Assignment - An exact copy of every record is the expected answer.

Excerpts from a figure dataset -
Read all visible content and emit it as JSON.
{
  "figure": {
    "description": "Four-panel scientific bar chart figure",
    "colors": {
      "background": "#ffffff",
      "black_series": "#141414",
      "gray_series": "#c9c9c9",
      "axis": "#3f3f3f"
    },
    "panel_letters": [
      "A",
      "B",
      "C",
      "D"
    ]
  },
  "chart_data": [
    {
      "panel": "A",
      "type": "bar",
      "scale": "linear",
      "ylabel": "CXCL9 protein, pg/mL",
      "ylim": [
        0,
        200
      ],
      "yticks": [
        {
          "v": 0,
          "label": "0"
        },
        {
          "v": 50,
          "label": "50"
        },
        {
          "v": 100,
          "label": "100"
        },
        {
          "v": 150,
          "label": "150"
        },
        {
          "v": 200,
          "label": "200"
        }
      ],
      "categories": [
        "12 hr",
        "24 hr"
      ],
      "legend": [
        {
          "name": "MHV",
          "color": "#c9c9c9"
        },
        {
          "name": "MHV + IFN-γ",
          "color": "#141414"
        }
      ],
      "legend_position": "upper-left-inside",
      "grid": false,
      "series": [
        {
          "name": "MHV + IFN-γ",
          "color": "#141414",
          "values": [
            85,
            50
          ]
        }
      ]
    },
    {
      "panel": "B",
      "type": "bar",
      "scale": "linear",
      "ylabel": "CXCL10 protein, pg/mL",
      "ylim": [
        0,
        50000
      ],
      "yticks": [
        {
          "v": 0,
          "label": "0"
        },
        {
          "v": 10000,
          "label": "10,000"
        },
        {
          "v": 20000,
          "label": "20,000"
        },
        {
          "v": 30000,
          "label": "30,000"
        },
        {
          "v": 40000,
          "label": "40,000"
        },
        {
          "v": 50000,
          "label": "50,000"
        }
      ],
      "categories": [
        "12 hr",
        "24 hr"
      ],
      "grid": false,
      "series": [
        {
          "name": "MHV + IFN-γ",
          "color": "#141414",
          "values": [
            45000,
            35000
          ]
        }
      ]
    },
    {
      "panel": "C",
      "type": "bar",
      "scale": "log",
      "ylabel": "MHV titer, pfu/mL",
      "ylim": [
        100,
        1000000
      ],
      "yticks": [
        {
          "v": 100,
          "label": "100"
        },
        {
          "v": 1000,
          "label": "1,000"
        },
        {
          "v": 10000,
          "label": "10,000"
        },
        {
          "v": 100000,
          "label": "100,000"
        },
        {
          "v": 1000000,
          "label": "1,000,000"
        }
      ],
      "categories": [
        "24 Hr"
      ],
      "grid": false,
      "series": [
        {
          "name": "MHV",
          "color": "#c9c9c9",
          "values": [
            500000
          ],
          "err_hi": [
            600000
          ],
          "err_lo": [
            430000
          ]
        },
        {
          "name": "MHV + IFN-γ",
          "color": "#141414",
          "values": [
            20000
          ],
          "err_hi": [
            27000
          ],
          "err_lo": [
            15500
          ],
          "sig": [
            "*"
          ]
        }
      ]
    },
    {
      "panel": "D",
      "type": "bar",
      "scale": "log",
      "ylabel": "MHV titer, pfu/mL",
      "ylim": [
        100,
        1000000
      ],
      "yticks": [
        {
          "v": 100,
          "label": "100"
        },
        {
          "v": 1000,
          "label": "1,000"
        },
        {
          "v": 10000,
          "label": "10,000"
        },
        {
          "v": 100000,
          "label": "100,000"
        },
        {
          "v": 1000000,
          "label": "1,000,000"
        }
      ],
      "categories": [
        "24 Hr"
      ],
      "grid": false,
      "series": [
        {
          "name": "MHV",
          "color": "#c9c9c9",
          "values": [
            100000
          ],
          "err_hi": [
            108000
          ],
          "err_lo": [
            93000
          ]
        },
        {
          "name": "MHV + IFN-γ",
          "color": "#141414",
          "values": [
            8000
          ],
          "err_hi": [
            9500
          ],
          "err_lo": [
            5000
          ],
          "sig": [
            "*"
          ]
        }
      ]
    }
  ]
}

Solution to this task -
Read all visible content and emit it as JSON.
{
  "figure": {
    "description": "Four-panel scientific bar chart figure",
    "colors": {
      "background": "#ffffff",
      "black_series": "#141414",
      "gray_series": "#c9c9c9",
      "axis": "#3f3f3f"
    },
    "panel_letters": [
      "A",
      "B",
      "C",
      "D"
    ]
  },
  "chart_data": [
    {
      "panel": "A",
      "type": "bar",
      "scale": "linear",
      "ylabel": "CXCL9 protein, pg/mL",
      "ylim": [
        0,
        200
      ],
      "yticks": [
        {
          "v": 0,
          "label": "0"
        },
        {
          "v": 50,
          "label": "50"
        },
        {
          "v": 100,
          "label": "100"
        },
        {
          "v": 150,
          "label": "150"
        },
        {
          "v": 200,
          "label": "200"
        }
      ],
      "categories": [
        "12 hr",
        "24 hr"
      ],
      "legend": [
        {
          "name": "MHV",
          "color": "#c9c9c9"
        },
        {
          "name": "MHV + IFN-γ",
          "color": "#141414"
        }
      ],
      "legend_position": "upper-left-inside",
      "grid": false,
      "series": [
        {
          "name": "MHV + IFN-γ",
          "color": "#141414",
          "values": [
            85,
            50
          ]
        }
      ]
    },
    {
      "panel": "B",
      "type": "bar",
      "scale": "linear",
      "ylabel": "CXCL10 protein, pg/mL",
      "ylim": [
        0,
        50000
      ],
      "yticks": [
        {
          "v": 0,
          "label": "0"
        },
        {
          "v": 10000,
          "label": "10,000"
        },
        {
          "v": 20000,
          "label": "20,000"
        },
        {
          "v": 30000,
          "label": "30,000"
        },
        {
          "v": 40000,
          "label": "40,000"
        },
        {
          "v": 50000,
          "label": "50,000"
        }
      ],
      "categories": [
        "12 hr",
        "24 hr"
      ],
      "grid": false,
      "series": [
        {
          "name": "MHV + IFN-γ",
          "color": "#141414",
          "values": [
            45000,
            35000
          ]
        }
      ]
    },
    {
      "panel": "C",
      "type": "bar",
      "scale": "log",
      "ylabel": "MHV titer, pfu/mL",
      "ylim": [
        100,
        1000000
      ],
      "yticks": [
        {
          "v": 100,
          "label": "100"
        },
        {
          "v": 1000,
          "label": "1,000"
        },
        {
          "v": 10000,
          "label": "10,000"
        },
        {
          "v": 100000,
          "label": "100,000"
        },
        {
          "v": 1000000,
          "label": "1,000,000"
        }
      ],
      "categories": [
        "24 Hr"
      ],
      "grid": false,
      "series": [
        {
          "name": "MHV",
          "color": "#c9c9c9",
          "values": [
            500000
          ],
          "err_hi": [
            600000
          ],
          "err_lo": [
            430000
          ]
        },
        {
          "name": "MHV + IFN-γ",
          "color": "#141414",
          "values": [
            20000
          ],
          "err_hi": [
            27000
          ],
          "err_lo": [
            15500
          ],
          "sig": [
            "*"
          ]
        }
      ]
    },
    {
      "panel": "D",
      "type": "bar",
      "scale": "log",
      "ylabel": "MHV titer, pfu/mL",
      "ylim": [
        100,
        1000000
      ],
      "yticks": [
        {
          "v": 100,
          "label": "100"
        },
        {
          "v": 1000,
          "label": "1,000"
        },
        {
          "v": 10000,
          "label": "10,000"
        },
        {
          "v": 100000,
          "label": "100,000"
        },
        {
          "v": 1000000,
          "label": "1,000,000"
        }
      ],
      "categories": [
        "24 Hr"
      ],
      "grid": false,
      "series": [
        {
          "name": "MHV",
          "color": "#c9c9c9",
          "values": [
            100000
          ],
          "err_hi": [
            108000
          ],
          "err_lo": [
            93000
          ]
        },
        {
          "name": "MHV + IFN-γ",
          "color": "#141414",
          "values": [
            8000
          ],
          "err_hi": [
            9500
          ],
          "err_lo": [
            5000
          ],
          "sig": [
            "*"
          ]
        }
      ]
    }
  ]
}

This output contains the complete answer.